DATA FOR THIS EXERCISE:
☆ ☆ ☆ ☆

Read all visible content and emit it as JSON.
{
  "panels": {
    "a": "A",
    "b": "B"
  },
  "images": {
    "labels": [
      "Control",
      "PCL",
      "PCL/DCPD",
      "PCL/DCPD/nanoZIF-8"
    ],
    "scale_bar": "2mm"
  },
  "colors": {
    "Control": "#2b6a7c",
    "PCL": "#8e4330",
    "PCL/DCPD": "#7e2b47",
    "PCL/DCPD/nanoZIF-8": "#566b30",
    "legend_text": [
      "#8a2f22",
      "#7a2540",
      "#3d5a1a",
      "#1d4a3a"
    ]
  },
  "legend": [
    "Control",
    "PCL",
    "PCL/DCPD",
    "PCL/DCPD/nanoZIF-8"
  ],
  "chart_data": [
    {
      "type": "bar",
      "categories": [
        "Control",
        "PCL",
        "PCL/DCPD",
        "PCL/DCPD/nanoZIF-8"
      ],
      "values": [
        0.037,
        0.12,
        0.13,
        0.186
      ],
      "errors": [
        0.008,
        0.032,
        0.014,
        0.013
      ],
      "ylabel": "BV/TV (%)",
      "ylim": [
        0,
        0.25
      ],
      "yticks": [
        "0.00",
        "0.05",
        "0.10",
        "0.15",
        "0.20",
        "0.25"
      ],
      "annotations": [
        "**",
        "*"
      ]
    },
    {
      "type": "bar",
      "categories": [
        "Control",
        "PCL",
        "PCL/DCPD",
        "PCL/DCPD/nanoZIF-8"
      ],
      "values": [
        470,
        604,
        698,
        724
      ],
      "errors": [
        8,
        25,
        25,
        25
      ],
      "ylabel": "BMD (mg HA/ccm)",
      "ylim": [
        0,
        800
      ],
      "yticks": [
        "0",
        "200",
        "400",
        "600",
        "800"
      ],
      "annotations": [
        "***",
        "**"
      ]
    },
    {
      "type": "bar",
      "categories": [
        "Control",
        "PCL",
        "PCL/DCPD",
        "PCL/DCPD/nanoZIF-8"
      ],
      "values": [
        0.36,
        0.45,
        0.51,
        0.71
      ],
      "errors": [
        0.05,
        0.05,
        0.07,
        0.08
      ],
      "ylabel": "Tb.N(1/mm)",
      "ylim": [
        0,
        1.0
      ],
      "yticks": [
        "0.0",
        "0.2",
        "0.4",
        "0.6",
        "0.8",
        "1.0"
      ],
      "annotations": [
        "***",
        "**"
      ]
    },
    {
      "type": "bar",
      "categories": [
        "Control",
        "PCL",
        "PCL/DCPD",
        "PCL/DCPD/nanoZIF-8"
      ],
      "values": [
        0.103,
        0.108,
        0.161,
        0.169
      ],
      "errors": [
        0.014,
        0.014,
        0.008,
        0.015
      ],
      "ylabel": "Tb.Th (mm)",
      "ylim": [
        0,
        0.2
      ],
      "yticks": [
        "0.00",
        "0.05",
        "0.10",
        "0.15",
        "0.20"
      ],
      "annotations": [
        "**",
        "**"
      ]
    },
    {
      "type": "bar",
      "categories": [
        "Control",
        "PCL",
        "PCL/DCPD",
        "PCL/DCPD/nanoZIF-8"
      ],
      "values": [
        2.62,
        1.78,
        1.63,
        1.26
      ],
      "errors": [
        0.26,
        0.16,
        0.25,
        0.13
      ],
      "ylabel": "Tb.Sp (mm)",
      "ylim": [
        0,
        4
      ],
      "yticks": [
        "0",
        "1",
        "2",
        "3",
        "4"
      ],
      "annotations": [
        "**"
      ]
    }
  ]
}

☆ ☆ ☆ ☆

YOUR TASK: Copy out all of the records shown above exactly.

COMPLETED EXERCISE:
Read all visible content and emit it as JSON.
{
  "panels": {
    "a": "A",
    "b": "B"
  },
  "images": {
    "labels": [
      "Control",
      "PCL",
      "PCL/DCPD",
      "PCL/DCPD/nanoZIF-8"
    ],
    "scale_bar": "2mm"
  },
  "colors": {
    "Control": "#2b6a7c",
    "PCL": "#8e4330",
    "PCL/DCPD": "#7e2b47",
    "PCL/DCPD/nanoZIF-8": "#566b30",
    "legend_text": [
      "#8a2f22",
      "#7a2540",
      "#3d5a1a",
      "#1d4a3a"
    ]
  },
  "legend": [
    "Control",
    "PCL",
    "PCL/DCPD",
    "PCL/DCPD/nanoZIF-8"
  ],
  "chart_data": [
    {
      "type": "bar",
      "categories": [
        "Control",
        "PCL",
        "PCL/DCPD",
        "PCL/DCPD/nanoZIF-8"
      ],
      "values": [
        0.037,
        0.12,
        0.13,
        0.186
      ],
      "errors": [
        0.008,
        0.032,
        0.014,
        0.013
      ],
      "ylabel": "BV/TV (%)",
      "ylim": [
        0,
        0.25
      ],
      "yticks": [
        "0.00",
        "0.05",
        "0.10",
        "0.15",
        "0.20",
        "0.25"
      ],
      "annotations": [
        "**",
        "*"
      ]
    },
    {
      "type": "bar",
      "categories": [
        "Control",
        "PCL",
        "PCL/DCPD",
        "PCL/DCPD/nanoZIF-8"
      ],
      "values": [
        470,
        604,
        698,
        724
      ],
      "errors": [
        8,
        25,
        25,
        25
      ],
      "ylabel": "BMD (mg HA/ccm)",
      "ylim": [
        0,
        800
      ],
      "yticks": [
        "0",
        "200",
        "400",
        "600",
        "800"
      ],
      "annotations": [
        "***",
        "**"
      ]
    },
    {
      "type": "bar",
      "categories": [
        "Control",
        "PCL",
        "PCL/DCPD",
        "PCL/DCPD/nanoZIF-8"
      ],
      "values": [
        0.36,
        0.45,
        0.51,
        0.71
      ],
      "errors": [
        0.05,
        0.05,
        0.07,
        0.08
      ],
      "ylabel": "Tb.N(1/mm)",
      "ylim": [
        0,
        1.0
      ],
      "yticks": [
        "0.0",
        "0.2",
        "0.4",
        "0.6",
        "0.8",
        "1.0"
      ],
      "annotations": [
        "***",
        "**"
      ]
    },
    {
      "type": "bar",
      "categories": [
        "Control",
        "PCL",
        "PCL/DCPD",
        "PCL/DCPD/nanoZIF-8"
      ],
      "values": [
        0.103,
        0.108,
        0.161,
        0.169
      ],
      "errors": [
        0.014,
        0.014,
        0.008,
        0.015
      ],
      "ylabel": "Tb.Th (mm)",
      "ylim": [
        0,
        0.2
      ],
      "yticks": [
        "0.00",
        "0.05",
        "0.10",
        "0.15",
        "0.20"
      ],
      "annotations": [
        "**",
        "**"
      ]
    },
    {
      "type": "bar",
      "categories": [
        "Control",
        "PCL",
        "PCL/DCPD",
        "PCL/DCPD/nanoZIF-8"
      ],
      "values": [
        2.62,
        1.78,
        1.63,
        1.26
      ],
      "errors": [
        0.26,
        0.16,
        0.25,
        0.13
      ],
      "ylabel": "Tb.Sp (mm)",
      "ylim": [
        0,
        4
      ],
      "yticks": [
        "0",
        "1",
        "2",
        "3",
        "4"
      ],
      "annotations": [
        "**"
      ]
    }
  ]
}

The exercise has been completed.